> **Extract provided**
These days I’m more depressed than manic, and this may sound strange, but I’m pleased with that. I’m content. There’s no expectation with depression. You’re already at your lowest ebb, but at least it’s real. Mania, on the other hand, is just lies. The confidence, the grandeur, the productivity is all just smoke and mirrors.
The tortured artist persona is another lie — a shell company in Panama, No More Tears shampoo, true love on “The Bachelor.” Take me, for example: I’m a writer who happens to have a mental illness and I’m not sitting at an antique bureau surrounded by piles of manuscripts with a cigarette in one hand and a quill in the other. I’m in bed, crouched over my laptop like a freelance Gollum, eating Cheerios straight from the box. (I assume most writers write like this. IF NOT, THEN I APOLOGIZE. PLEASE CONTINUE WITH YOUR PERFECT LIFE.)
Living with a mental illness is hard enough without having people judge/fear/pity you. Most of us aren’t like the characters you see on TV. Most of us are just like you — only our minds are trying to kill us. We’re not always crying or wildly unpredictable. More often than not we look, act, and sound just like every other human being. We can be silly, and fun, and dull. You just haven’t seen that side of us before.

Page layout parsing data
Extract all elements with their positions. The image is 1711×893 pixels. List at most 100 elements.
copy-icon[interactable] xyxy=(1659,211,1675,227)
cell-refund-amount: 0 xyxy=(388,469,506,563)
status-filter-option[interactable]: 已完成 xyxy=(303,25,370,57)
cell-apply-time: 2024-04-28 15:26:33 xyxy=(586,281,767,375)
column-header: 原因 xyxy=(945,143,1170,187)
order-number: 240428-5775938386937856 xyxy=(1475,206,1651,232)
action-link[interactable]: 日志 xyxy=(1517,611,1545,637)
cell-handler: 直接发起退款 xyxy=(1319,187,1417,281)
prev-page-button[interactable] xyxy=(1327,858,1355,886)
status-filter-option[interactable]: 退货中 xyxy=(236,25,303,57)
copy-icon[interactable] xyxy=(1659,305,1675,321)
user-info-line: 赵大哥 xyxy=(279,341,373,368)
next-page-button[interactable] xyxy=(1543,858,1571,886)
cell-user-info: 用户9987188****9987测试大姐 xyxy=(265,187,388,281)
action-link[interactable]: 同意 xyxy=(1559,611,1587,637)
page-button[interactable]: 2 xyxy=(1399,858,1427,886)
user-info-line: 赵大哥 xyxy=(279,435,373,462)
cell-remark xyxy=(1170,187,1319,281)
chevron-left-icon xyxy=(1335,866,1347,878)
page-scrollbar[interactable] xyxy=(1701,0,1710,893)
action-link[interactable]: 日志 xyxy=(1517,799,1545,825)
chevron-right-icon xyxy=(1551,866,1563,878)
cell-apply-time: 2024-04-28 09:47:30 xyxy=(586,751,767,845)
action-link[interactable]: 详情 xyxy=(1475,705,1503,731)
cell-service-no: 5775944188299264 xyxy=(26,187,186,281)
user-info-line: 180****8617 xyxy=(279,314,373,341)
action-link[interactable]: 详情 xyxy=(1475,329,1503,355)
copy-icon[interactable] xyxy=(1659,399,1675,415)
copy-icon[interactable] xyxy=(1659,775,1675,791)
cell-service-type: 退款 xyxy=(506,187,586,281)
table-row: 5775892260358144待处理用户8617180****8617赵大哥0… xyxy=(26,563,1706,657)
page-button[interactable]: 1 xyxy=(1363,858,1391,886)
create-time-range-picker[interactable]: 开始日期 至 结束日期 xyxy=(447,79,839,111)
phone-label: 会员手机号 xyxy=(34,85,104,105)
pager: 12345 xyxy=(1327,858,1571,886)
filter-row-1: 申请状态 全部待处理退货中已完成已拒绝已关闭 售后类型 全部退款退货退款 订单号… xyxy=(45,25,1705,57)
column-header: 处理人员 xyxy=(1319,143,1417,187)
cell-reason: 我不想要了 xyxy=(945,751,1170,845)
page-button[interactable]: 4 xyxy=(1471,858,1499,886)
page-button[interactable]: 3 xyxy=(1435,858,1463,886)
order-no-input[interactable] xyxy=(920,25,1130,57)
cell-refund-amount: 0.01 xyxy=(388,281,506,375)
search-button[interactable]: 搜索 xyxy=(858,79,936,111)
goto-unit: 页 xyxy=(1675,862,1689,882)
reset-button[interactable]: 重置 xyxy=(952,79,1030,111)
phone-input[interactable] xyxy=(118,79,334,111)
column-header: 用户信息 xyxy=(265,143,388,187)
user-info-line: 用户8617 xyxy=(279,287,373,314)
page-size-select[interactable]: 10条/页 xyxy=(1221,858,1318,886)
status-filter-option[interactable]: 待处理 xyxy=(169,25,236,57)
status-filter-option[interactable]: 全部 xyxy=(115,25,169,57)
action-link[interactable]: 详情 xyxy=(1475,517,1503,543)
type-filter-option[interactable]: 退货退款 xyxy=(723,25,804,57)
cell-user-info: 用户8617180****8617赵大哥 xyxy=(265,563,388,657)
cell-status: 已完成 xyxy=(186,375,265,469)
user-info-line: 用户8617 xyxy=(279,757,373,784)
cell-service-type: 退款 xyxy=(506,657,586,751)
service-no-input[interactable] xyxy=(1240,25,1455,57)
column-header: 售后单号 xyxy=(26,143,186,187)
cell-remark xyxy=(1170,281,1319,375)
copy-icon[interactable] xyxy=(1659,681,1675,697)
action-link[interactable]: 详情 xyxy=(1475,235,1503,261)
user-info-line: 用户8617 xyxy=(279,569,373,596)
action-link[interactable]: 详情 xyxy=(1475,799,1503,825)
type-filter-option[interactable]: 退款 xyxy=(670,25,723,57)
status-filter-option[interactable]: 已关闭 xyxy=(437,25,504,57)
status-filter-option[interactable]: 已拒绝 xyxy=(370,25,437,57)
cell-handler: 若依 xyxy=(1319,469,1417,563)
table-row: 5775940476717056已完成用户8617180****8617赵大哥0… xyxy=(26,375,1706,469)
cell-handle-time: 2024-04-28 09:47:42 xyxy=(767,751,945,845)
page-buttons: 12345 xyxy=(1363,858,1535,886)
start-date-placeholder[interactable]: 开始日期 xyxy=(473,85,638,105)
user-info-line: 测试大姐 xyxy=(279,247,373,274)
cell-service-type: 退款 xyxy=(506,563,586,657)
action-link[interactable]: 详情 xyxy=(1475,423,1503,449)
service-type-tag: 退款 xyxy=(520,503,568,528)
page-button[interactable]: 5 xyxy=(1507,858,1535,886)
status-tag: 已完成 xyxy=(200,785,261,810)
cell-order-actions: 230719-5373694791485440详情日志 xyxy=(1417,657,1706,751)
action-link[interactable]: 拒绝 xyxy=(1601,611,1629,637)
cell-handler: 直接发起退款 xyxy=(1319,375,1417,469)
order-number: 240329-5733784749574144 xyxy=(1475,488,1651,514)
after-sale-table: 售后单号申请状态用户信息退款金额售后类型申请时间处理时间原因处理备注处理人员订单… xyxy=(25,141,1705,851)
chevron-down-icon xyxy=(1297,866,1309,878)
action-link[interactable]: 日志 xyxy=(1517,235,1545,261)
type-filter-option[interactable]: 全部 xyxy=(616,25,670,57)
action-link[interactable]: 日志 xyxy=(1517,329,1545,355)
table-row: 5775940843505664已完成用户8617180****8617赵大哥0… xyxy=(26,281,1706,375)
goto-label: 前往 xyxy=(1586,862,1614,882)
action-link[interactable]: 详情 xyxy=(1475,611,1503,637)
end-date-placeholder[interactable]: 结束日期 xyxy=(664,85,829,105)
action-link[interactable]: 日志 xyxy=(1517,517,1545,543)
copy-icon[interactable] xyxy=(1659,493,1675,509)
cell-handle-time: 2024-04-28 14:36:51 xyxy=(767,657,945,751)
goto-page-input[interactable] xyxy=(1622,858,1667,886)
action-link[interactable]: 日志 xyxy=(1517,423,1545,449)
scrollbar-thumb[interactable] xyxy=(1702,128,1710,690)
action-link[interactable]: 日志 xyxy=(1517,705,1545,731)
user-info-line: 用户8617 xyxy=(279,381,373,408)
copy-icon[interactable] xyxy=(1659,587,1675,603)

> **The task**
Please list every item the writer likens to the tortured artist persona as another lie in the passage on living with mental illness.

> **Task answer**
- a shell company in Panama
- No More Tears shampoo
- true love on "The Bachelor"